═════ Records to use

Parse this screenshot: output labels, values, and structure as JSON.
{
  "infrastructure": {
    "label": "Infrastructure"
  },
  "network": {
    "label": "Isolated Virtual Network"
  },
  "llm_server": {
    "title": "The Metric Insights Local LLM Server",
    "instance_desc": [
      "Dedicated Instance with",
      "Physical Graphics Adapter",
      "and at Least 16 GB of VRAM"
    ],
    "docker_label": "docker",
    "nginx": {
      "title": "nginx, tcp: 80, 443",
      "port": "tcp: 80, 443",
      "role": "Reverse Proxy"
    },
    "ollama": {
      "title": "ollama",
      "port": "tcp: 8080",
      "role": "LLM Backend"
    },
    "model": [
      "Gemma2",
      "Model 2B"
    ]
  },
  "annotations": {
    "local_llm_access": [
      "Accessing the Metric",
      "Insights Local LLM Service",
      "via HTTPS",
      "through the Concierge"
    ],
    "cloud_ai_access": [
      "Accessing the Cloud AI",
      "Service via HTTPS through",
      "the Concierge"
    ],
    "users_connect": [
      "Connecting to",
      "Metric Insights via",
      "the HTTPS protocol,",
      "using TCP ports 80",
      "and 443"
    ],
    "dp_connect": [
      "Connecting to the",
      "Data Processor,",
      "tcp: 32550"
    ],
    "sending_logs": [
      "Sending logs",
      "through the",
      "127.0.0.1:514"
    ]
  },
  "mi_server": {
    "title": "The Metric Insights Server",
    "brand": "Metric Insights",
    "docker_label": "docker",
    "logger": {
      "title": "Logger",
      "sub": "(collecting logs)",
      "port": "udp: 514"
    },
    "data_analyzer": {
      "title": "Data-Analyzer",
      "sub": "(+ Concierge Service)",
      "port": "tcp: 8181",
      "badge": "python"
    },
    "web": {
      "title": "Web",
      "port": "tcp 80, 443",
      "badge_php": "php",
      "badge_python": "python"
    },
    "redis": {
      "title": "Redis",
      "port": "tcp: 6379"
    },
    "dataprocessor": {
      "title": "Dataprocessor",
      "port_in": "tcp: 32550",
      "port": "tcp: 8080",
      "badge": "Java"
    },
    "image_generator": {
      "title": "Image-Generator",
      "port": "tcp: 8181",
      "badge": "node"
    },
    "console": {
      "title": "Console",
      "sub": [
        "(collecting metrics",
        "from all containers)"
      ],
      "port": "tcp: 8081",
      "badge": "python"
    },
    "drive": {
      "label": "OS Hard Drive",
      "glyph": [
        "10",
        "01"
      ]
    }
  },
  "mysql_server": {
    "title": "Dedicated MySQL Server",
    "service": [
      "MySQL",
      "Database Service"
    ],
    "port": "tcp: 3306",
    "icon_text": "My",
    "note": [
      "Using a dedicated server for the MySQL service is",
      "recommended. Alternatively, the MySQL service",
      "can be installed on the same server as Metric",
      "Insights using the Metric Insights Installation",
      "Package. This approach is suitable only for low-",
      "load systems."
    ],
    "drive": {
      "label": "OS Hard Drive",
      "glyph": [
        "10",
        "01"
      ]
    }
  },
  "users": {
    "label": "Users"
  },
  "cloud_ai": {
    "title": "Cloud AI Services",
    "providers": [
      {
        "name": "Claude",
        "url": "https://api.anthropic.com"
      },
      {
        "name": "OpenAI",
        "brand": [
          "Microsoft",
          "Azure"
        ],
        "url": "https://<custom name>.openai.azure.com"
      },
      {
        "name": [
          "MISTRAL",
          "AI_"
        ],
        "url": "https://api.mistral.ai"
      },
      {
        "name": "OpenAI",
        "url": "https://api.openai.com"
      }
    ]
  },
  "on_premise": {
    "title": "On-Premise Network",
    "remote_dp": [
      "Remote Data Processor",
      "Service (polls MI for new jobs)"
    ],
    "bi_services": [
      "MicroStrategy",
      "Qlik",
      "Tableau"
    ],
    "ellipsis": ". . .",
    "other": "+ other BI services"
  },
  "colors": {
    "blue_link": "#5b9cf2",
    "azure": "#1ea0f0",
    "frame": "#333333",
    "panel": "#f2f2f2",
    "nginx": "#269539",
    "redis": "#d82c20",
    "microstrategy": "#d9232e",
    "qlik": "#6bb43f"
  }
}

══════════

▸ **Given exercise**: In the material above, find each line that contains the word "nginx", and select it.

▸ **Solved problem**:
    "nginx": {
      "title": "nginx, tcp: 80, 443",
    "nginx": "#269539",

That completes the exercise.